* BEGIN *
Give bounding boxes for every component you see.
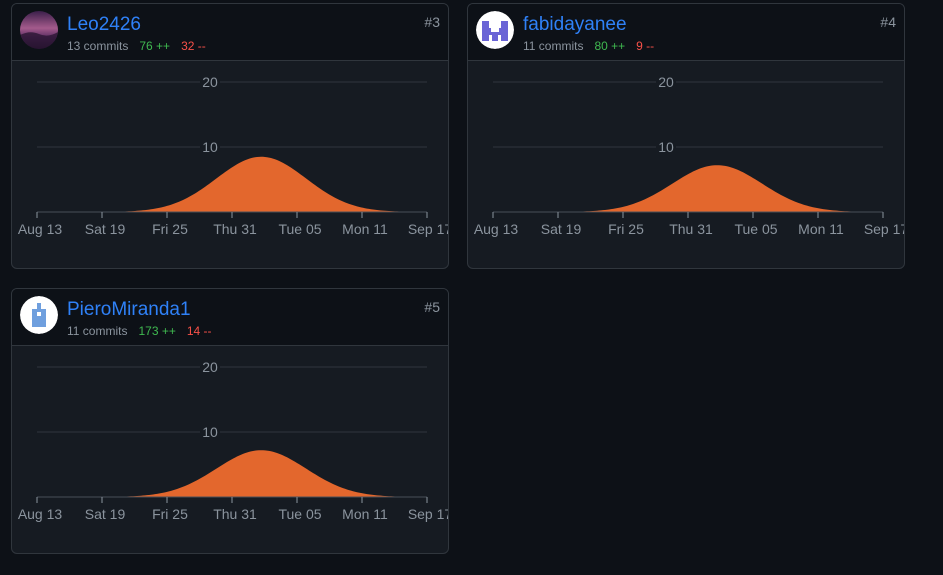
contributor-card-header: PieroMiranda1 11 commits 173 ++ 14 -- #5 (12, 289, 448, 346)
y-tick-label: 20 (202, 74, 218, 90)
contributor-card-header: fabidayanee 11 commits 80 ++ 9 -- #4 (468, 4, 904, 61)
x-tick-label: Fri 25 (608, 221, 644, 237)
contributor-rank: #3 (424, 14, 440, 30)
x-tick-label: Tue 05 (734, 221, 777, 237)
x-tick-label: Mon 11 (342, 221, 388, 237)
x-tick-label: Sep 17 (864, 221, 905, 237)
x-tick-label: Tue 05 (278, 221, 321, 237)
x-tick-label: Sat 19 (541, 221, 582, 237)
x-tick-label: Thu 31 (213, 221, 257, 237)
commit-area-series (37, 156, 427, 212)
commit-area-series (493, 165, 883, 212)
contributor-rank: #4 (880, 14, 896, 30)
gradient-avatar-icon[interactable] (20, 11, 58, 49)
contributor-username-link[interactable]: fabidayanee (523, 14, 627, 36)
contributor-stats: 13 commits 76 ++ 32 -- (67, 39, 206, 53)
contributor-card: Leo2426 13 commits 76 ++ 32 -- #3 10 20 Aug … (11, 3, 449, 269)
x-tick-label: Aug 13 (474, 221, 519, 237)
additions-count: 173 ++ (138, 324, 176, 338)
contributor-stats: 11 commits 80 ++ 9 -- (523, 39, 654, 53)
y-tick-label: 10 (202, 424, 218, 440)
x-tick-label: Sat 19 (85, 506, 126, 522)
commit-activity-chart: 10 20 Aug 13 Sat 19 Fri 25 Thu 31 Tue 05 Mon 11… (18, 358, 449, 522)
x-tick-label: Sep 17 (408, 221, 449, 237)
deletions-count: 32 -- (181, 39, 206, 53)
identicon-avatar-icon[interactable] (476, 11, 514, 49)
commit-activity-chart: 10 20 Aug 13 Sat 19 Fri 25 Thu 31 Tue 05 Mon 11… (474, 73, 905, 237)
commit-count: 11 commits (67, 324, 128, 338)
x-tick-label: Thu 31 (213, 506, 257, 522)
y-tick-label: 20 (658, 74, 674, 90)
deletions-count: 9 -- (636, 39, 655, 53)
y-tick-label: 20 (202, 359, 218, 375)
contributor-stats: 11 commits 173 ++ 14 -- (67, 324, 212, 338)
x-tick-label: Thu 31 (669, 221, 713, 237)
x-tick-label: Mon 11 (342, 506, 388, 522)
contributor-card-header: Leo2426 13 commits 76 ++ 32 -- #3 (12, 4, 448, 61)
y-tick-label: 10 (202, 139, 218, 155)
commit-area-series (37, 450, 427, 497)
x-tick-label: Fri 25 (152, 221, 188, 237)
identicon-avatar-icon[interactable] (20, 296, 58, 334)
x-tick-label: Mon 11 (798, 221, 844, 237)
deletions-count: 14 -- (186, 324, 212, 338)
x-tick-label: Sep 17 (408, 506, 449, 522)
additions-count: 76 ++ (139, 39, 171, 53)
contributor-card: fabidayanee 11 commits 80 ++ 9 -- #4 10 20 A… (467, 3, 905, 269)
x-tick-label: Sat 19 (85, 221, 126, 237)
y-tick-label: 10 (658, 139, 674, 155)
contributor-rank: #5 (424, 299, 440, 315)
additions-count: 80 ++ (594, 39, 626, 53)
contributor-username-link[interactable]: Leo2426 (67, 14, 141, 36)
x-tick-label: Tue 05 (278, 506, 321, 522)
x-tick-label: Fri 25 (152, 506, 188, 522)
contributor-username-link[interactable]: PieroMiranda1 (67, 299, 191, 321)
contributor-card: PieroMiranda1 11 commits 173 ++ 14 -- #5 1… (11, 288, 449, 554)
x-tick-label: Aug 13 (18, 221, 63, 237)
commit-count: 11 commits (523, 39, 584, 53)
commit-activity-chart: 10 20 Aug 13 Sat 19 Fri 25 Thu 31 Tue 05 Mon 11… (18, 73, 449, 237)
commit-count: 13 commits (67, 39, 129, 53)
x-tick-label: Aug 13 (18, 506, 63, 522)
* END *
* BEGIN *
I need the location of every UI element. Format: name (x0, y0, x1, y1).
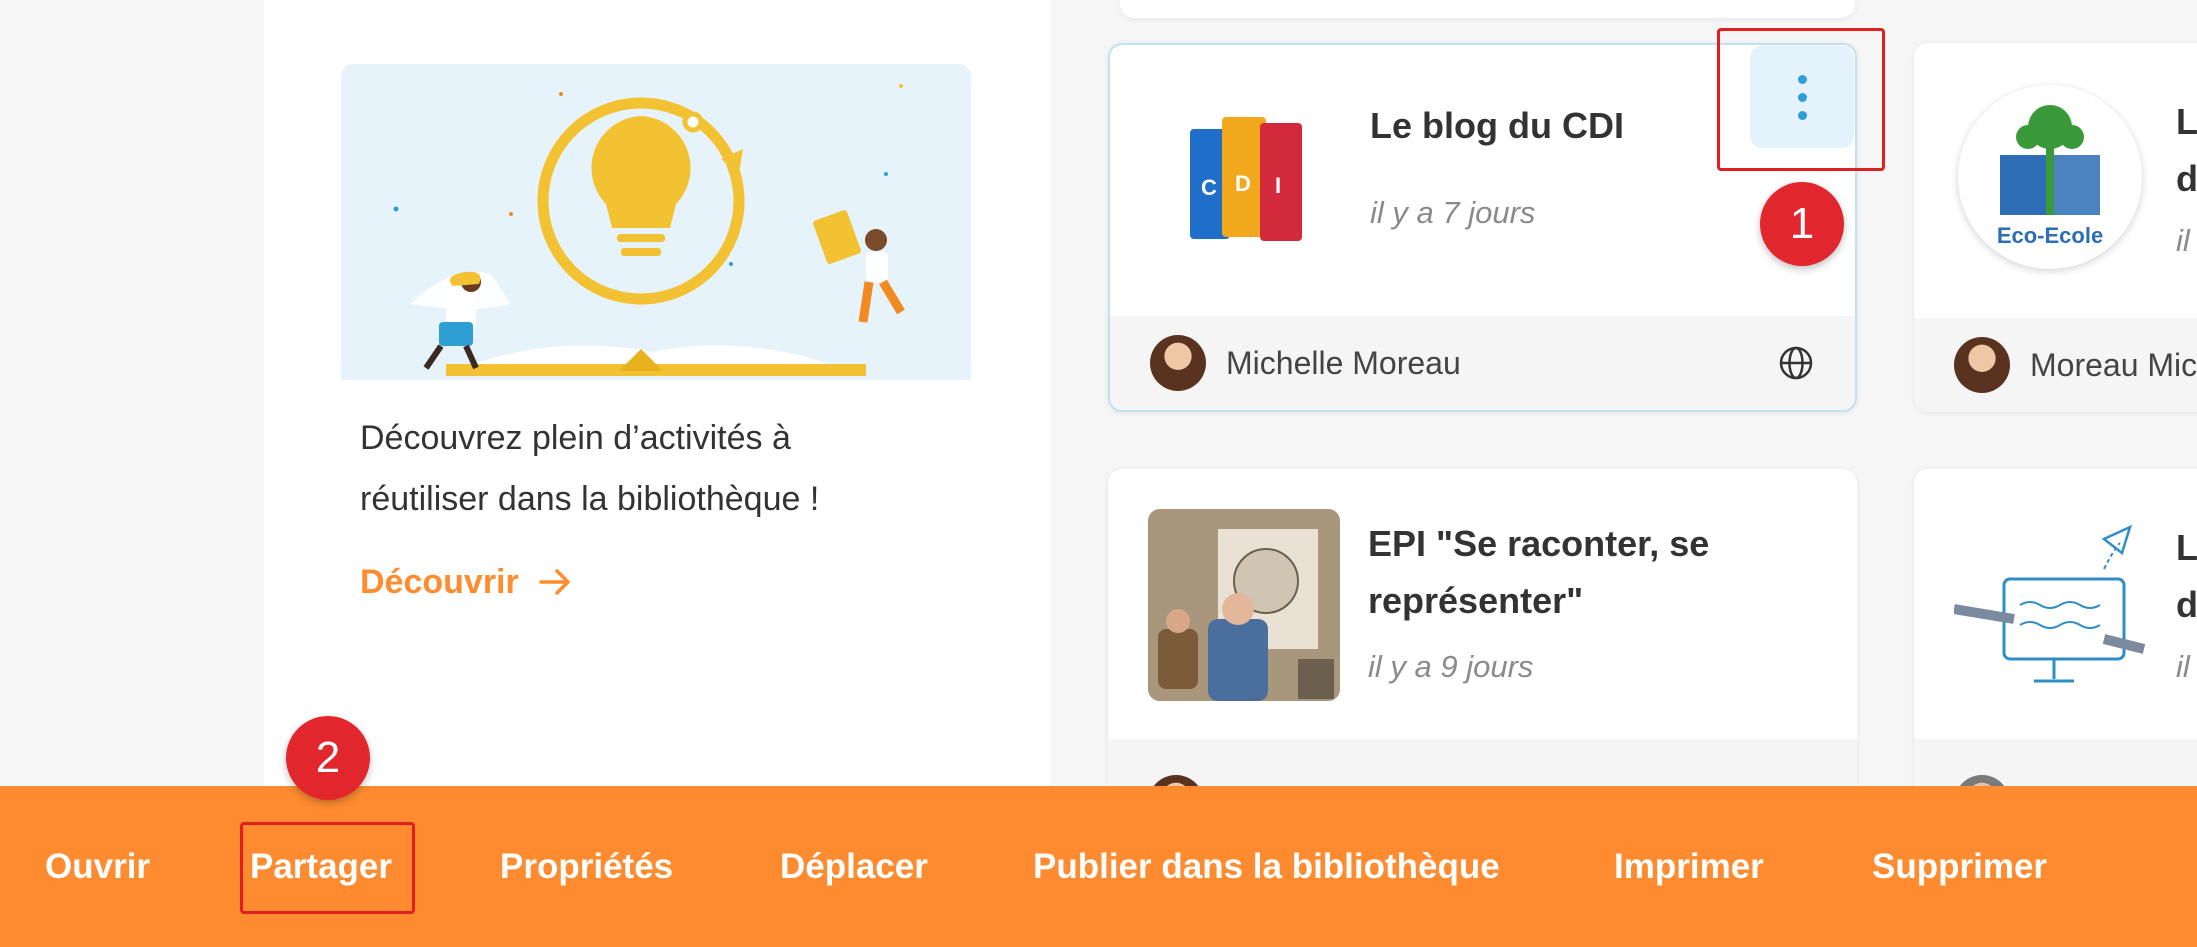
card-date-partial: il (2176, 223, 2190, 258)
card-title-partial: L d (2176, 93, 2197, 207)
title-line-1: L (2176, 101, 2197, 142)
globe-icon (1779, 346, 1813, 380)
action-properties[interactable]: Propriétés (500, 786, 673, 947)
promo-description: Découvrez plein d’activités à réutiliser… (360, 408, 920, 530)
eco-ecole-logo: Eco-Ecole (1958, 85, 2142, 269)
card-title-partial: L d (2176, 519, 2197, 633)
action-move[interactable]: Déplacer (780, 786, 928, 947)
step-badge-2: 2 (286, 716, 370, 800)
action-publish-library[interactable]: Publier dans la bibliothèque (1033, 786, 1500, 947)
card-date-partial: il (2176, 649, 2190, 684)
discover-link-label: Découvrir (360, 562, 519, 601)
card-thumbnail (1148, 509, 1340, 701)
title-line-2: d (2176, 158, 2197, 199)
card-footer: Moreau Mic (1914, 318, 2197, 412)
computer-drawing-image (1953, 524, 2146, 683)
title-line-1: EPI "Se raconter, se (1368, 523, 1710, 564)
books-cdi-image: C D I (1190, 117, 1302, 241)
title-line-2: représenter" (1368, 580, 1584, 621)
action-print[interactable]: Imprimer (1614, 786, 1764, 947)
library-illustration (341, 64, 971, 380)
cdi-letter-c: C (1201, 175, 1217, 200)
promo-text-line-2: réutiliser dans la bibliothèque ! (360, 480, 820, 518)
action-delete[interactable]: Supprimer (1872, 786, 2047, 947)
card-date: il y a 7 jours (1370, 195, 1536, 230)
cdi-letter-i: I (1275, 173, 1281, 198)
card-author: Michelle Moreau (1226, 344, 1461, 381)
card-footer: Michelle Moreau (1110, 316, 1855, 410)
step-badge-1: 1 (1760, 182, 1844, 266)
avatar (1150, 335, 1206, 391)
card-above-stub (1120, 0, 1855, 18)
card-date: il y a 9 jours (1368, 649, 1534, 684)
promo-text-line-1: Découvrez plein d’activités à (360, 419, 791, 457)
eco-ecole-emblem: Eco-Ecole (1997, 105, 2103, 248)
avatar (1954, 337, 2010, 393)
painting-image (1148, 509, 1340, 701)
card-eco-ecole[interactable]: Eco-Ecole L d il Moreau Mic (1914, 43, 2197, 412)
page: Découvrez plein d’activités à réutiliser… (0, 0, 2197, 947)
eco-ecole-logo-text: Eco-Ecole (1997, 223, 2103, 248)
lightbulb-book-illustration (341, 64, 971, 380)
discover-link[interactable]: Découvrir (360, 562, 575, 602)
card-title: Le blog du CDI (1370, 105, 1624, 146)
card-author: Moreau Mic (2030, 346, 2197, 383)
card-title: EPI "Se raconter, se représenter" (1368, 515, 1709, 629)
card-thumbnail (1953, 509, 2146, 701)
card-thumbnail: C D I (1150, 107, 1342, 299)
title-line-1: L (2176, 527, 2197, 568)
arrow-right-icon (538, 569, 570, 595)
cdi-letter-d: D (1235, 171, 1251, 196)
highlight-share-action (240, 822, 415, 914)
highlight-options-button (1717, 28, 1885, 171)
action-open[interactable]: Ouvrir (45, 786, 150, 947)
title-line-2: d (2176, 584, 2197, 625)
* END *
* BEGIN *
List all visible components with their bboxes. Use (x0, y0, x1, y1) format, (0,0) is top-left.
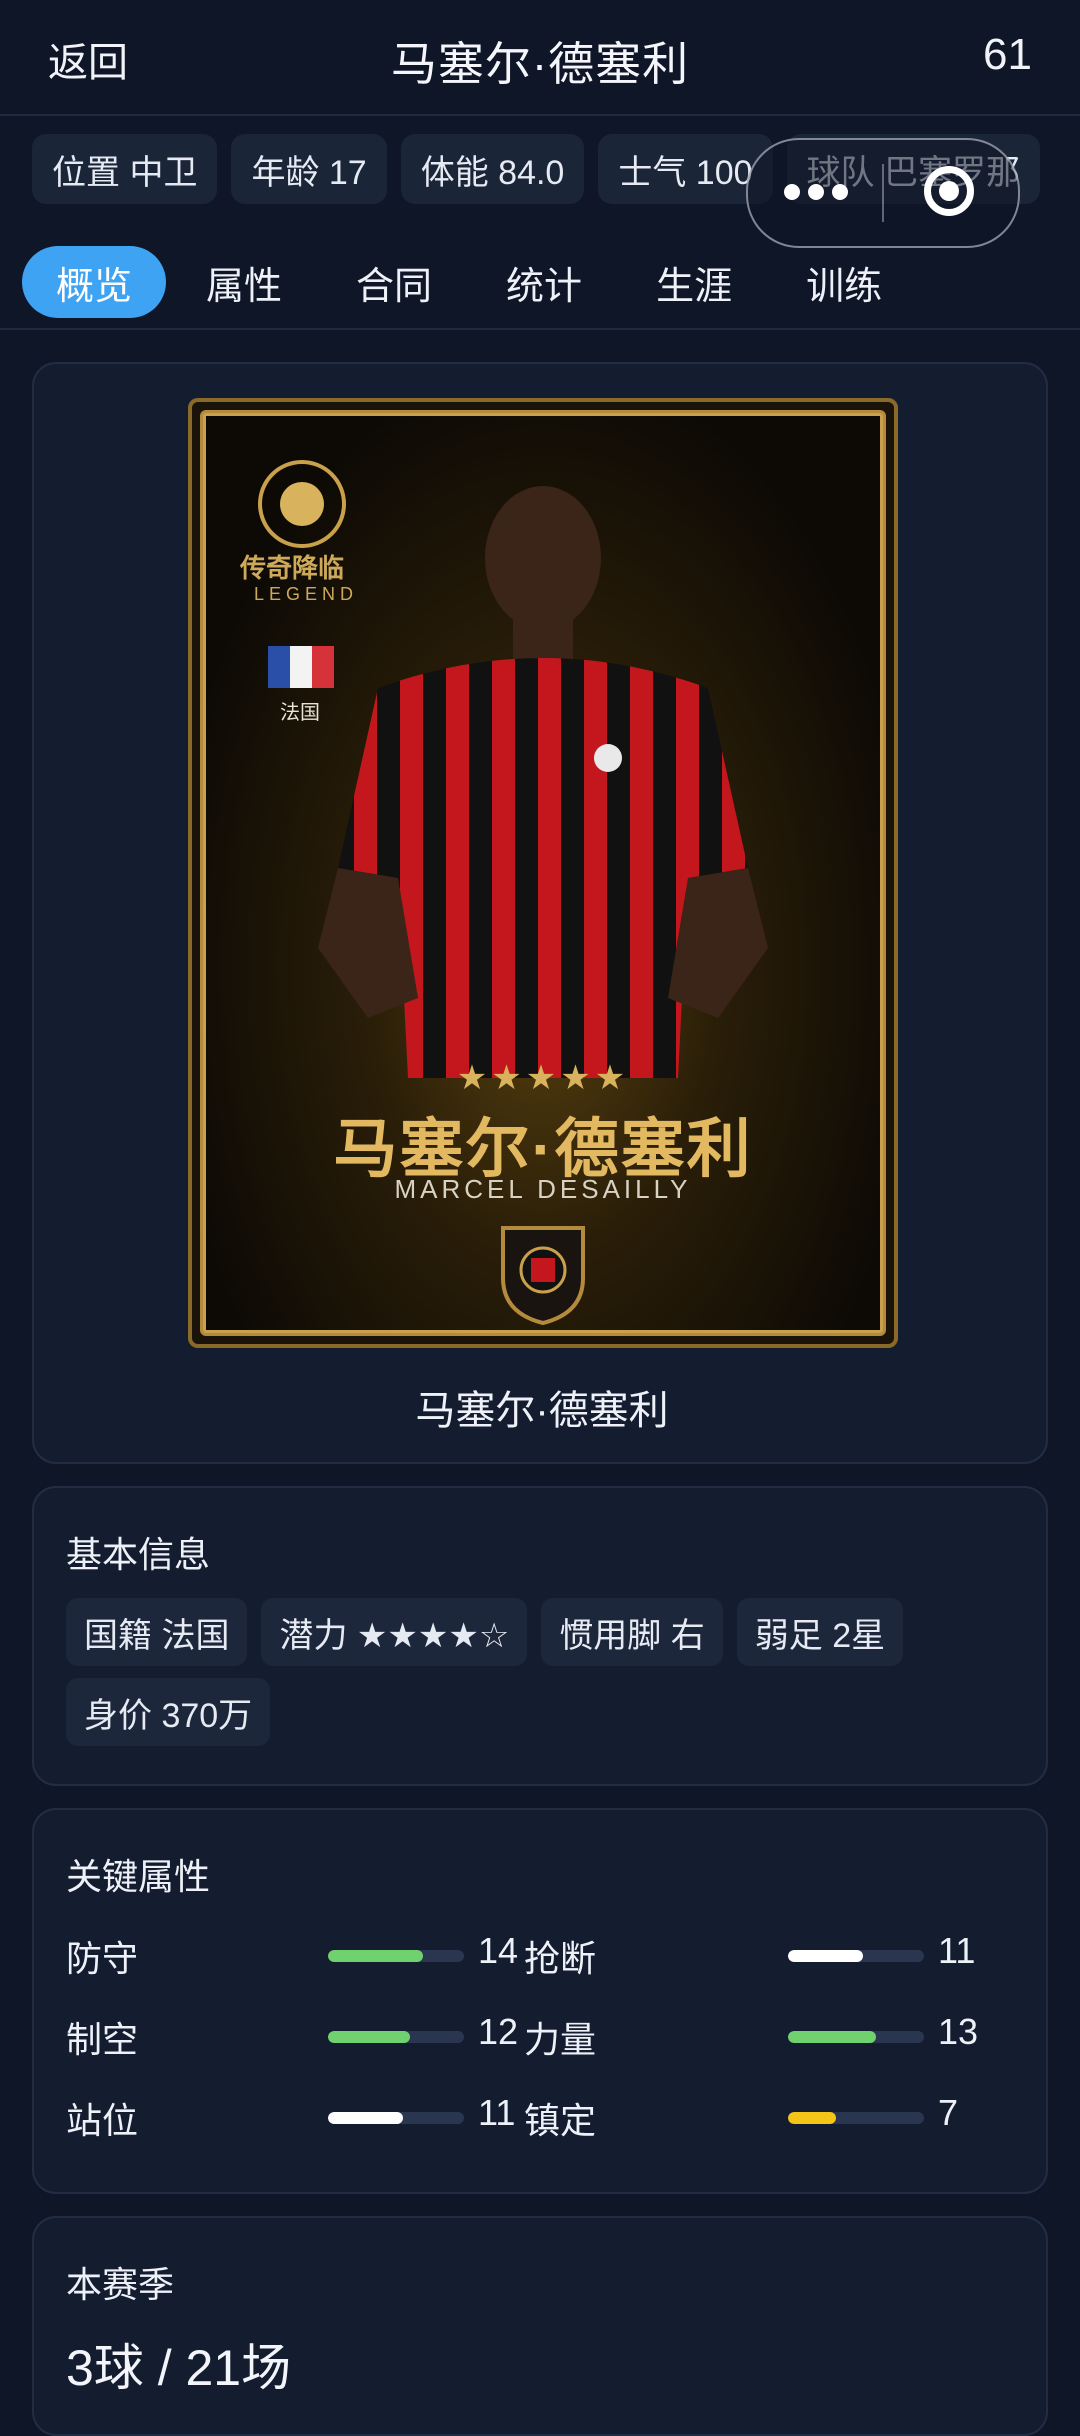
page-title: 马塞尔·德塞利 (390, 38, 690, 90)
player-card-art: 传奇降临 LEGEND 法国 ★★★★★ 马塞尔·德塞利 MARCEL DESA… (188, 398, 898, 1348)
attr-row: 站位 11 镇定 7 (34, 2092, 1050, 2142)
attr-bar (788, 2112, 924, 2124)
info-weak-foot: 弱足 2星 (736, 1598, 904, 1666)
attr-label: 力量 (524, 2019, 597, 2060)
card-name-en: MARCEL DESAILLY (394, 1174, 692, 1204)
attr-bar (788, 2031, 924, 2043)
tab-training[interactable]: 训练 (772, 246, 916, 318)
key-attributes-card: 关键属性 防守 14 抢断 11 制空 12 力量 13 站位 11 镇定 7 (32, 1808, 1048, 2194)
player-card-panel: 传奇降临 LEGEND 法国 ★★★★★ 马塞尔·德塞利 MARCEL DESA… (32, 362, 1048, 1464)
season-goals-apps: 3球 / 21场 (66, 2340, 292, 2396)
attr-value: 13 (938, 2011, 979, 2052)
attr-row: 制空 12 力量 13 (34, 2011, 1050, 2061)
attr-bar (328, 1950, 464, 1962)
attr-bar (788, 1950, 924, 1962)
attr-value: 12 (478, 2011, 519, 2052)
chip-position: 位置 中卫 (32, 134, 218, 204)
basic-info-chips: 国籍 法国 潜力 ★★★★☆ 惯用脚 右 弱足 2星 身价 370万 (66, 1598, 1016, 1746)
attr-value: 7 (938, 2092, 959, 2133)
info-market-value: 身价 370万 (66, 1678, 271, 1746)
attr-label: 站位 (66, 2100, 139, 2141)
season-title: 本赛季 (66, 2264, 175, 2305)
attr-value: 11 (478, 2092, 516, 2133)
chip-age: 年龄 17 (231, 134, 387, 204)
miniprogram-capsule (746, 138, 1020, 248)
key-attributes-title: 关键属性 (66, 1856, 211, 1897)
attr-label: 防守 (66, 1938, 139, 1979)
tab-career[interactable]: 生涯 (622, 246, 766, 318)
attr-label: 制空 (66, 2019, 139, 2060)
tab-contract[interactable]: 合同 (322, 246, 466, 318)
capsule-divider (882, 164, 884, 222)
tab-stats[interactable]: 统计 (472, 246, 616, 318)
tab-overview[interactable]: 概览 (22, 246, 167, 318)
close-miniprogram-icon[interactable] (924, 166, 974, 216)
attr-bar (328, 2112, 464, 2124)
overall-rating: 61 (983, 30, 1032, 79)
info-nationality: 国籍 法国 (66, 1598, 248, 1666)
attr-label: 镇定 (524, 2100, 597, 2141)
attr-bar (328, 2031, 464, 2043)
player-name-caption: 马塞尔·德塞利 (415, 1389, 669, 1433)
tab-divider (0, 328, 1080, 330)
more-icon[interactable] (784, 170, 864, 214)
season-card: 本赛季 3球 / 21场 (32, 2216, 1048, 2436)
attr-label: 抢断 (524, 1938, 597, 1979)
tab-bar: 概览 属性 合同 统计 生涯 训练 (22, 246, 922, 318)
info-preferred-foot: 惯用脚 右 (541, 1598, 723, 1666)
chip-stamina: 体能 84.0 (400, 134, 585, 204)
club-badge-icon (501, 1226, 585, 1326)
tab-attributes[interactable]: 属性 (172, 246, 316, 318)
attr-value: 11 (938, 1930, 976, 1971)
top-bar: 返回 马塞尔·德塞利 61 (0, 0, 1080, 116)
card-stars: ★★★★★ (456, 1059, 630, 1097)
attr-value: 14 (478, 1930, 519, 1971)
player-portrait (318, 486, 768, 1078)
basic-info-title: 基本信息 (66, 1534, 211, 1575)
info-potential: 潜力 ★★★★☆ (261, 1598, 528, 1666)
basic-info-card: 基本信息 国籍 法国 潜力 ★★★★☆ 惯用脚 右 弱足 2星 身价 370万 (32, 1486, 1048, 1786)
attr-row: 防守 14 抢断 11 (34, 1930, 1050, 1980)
* END *
**SET EXERCISE:**
Output the rows from the line with "page-title: 马塞尔·德塞利 (390, 38, 690, 90)" up to and including the line with "attr-label: 防守 (66, 1938, 139, 1979)", copied exactly.

**ANSWER FOR THE TASK:**
page-title: 马塞尔·德塞利 (390, 38, 690, 90)
player-card-art: 传奇降临 LEGEND 法国 ★★★★★ 马塞尔·德塞利 MARCEL DESA… (188, 398, 898, 1348)
attr-row: 站位 11 镇定 7 (34, 2092, 1050, 2142)
attr-bar (788, 2112, 924, 2124)
info-weak-foot: 弱足 2星 (736, 1598, 904, 1666)
attr-label: 力量 (524, 2019, 597, 2060)
card-name-en: MARCEL DESAILLY (394, 1174, 692, 1204)
attr-bar (788, 2031, 924, 2043)
tab-training[interactable]: 训练 (772, 246, 916, 318)
key-attributes-card: 关键属性 防守 14 抢断 11 制空 12 力量 13 站位 11 镇定 7 (32, 1808, 1048, 2194)
player-card-panel: 传奇降临 LEGEND 法国 ★★★★★ 马塞尔·德塞利 MARCEL DESA… (32, 362, 1048, 1464)
season-goals-apps: 3球 / 21场 (66, 2340, 292, 2396)
attr-value: 13 (938, 2011, 979, 2052)
attr-row: 制空 12 力量 13 (34, 2011, 1050, 2061)
attr-bar (328, 1950, 464, 1962)
attr-bar (788, 1950, 924, 1962)
attr-value: 12 (478, 2011, 519, 2052)
chip-position: 位置 中卫 (32, 134, 218, 204)
basic-info-chips: 国籍 法国 潜力 ★★★★☆ 惯用脚 右 弱足 2星 身价 370万 (66, 1598, 1016, 1746)
attr-value: 7 (938, 2092, 959, 2133)
info-market-value: 身价 370万 (66, 1678, 271, 1746)
attr-label: 站位 (66, 2100, 139, 2141)
season-title: 本赛季 (66, 2264, 175, 2305)
attr-value: 11 (478, 2092, 516, 2133)
chip-age: 年龄 17 (231, 134, 387, 204)
miniprogram-capsule (746, 138, 1020, 248)
key-attributes-title: 关键属性 (66, 1856, 211, 1897)
attr-label: 防守 (66, 1938, 139, 1979)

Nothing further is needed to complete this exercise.